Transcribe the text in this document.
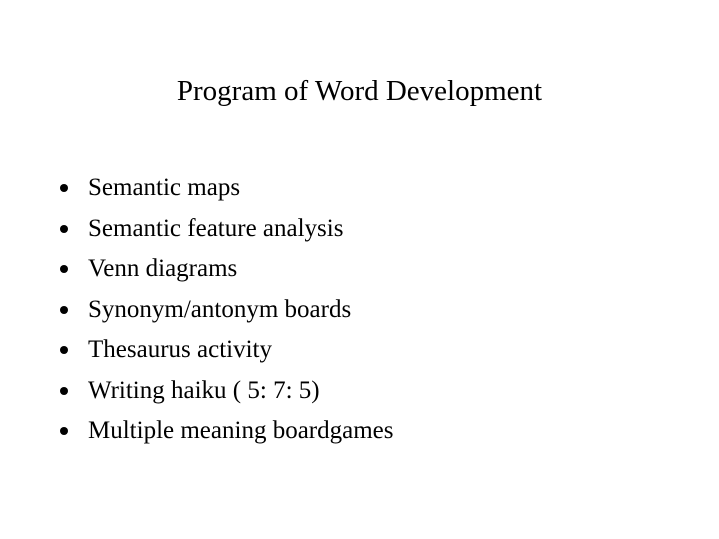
Program of Word Development
Semantic maps
Semantic feature analysis
Venn diagrams
Synonym/antonym boards
Thesaurus activity
Writing haiku ( 5: 7: 5)
Multiple meaning boardgames
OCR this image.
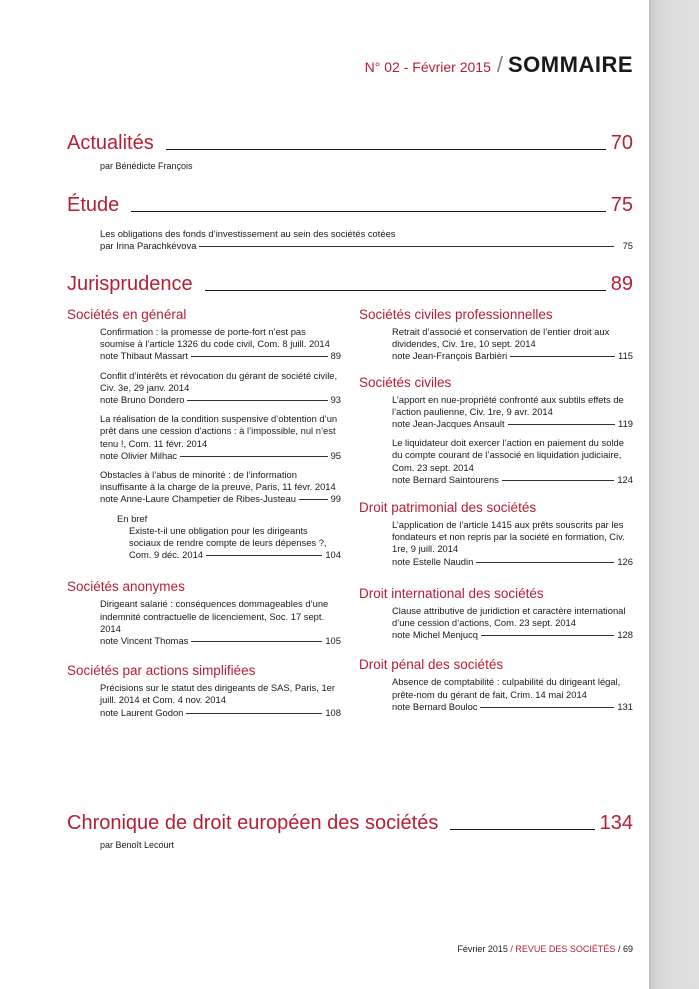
N° 02 - Février 2015 / SOMMAIRE
Actualités	70
par Bénédicte François
Étude	75
Les obligations des fonds d’investissement au sein des sociétés cotées
par Irina Parachkévova	75
Jurisprudence	89
Sociétés en général
Confirmation : la promesse de porte-fort n’est pas soumise à l’article 1326 du code civil, Com. 8 juill. 2014
note Thibaut Massart	89
Conflit d’intérêts et révocation du gérant de société civile, Civ. 3e, 29 janv. 2014
note Bruno Dondero	93
La réalisation de la condition suspensive d’obtention d’un prêt dans une cession d’actions : à l’impossible, nul n’est tenu !, Com. 11 févr. 2014
note Olivier Milhac	95
Obstacles à l’abus de minorité : de l’information insuffisante à la charge de la preuve, Paris, 11 févr. 2014
note Anne-Laure Champetier de Ribes-Justeau	99
En bref
Existe-t-il une obligation pour les dirigeants sociaux de rendre compte de leurs dépenses ?,
Com. 9 déc. 2014	104
Sociétés anonymes
Dirigeant salarié : conséquences dommageables d’une indemnité contractuelle de licenciement, Soc. 17 sept. 2014
note Vincent Thomas	105
Sociétés par actions simplifiées
Précisions sur le statut des dirigeants de SAS, Paris, 1er juill. 2014 et Com. 4 nov. 2014
note Laurent Godon	108
Sociétés civiles professionnelles
Retrait d’associé et conservation de l’entier droit aux dividendes, Civ. 1re, 10 sept. 2014
note Jean-François Barbièri	115
Sociétés civiles
L’apport en nue-propriété confronté aux subtils effets de l’action paulienne, Civ. 1re, 9 avr. 2014
note Jean-Jacques Ansault	119
Le liquidateur doit exercer l’action en paiement du solde du compte courant de l’associé en liquidation judiciaire, Com. 23 sept. 2014
note Bernard Saintourens	124
Droit patrimonial des sociétés
L’application de l’article 1415 aux prêts souscrits par les fondateurs et non repris par la société en formation, Civ. 1re, 9 juill. 2014
note Estelle Naudin	126
Droit international des sociétés
Clause attributive de juridiction et caractère international d’une cession d’actions, Com. 23 sept. 2014
note Michel Menjucq	128
Droit pénal des sociétés
Absence de comptabilité : culpabilité du dirigeant légal, prête-nom du gérant de fait, Crim. 14 mai 2014
note Bernard Bouloc	131
Chronique de droit européen des sociétés	134
par Benoît Lecourt
Février 2015 / REVUE DES SOCIÉTÉS / 69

## REQUIRED TASK
Reproduce every record above exactly, omitting the pictures.

## RESULT OF THIS TASK
Transcribe the text in this document.
Program of Word Development
Semantic maps
Semantic feature analysis
Venn diagrams
Synonym/antonym boards
Thesaurus activity
Writing haiku ( 5: 7: 5)
Multiple meaning boardgames
OCR this image.
N° 02 - Février 2015 / SOMMAIRE
Actualités	70
par Bénédicte François
Étude	75
Les obligations des fonds d’investissement au sein des sociétés cotées
par Irina Parachkévova	75
Jurisprudence	89
Sociétés en général
Confirmation : la promesse de porte-fort n’est pas soumise à l’article 1326 du code civil, Com. 8 juill. 2014
note Thibaut Massart	89
Conflit d’intérêts et révocation du gérant de société civile, Civ. 3e, 29 janv. 2014
note Bruno Dondero	93
La réalisation de la condition suspensive d’obtention d’un prêt dans une cession d’actions : à l’impossible, nul n’est tenu !, Com. 11 févr. 2014
note Olivier Milhac	95
Obstacles à l’abus de minorité : de l’information insuffisante à la charge de la preuve, Paris, 11 févr. 2014
note Anne-Laure Champetier de Ribes-Justeau	99
En bref
Existe-t-il une obligation pour les dirigeants sociaux de rendre compte de leurs dépenses ?,
Com. 9 déc. 2014	104
Sociétés anonymes
Dirigeant salarié : conséquences dommageables d’une indemnité contractuelle de licenciement, Soc. 17 sept. 2014
note Vincent Thomas	105
Sociétés par actions simplifiées
Précisions sur le statut des dirigeants de SAS, Paris, 1er juill. 2014 et Com. 4 nov. 2014
note Laurent Godon	108
Sociétés civiles professionnelles
Retrait d’associé et conservation de l’entier droit aux dividendes, Civ. 1re, 10 sept. 2014
note Jean-François Barbièri	115
Sociétés civiles
L’apport en nue-propriété confronté aux subtils effets de l’action paulienne, Civ. 1re, 9 avr. 2014
note Jean-Jacques Ansault	119
Le liquidateur doit exercer l’action en paiement du solde du compte courant de l’associé en liquidation judiciaire, Com. 23 sept. 2014
note Bernard Saintourens	124
Droit patrimonial des sociétés
L’application de l’article 1415 aux prêts souscrits par les fondateurs et non repris par la société en formation, Civ. 1re, 9 juill. 2014
note Estelle Naudin	126
Droit international des sociétés
Clause attributive de juridiction et caractère international d’une cession d’actions, Com. 23 sept. 2014
note Michel Menjucq	128
Droit pénal des sociétés
Absence de comptabilité : culpabilité du dirigeant légal, prête-nom du gérant de fait, Crim. 14 mai 2014
note Bernard Bouloc	131
Chronique de droit européen des sociétés	134
par Benoît Lecourt
Février 2015 / REVUE DES SOCIÉTÉS / 69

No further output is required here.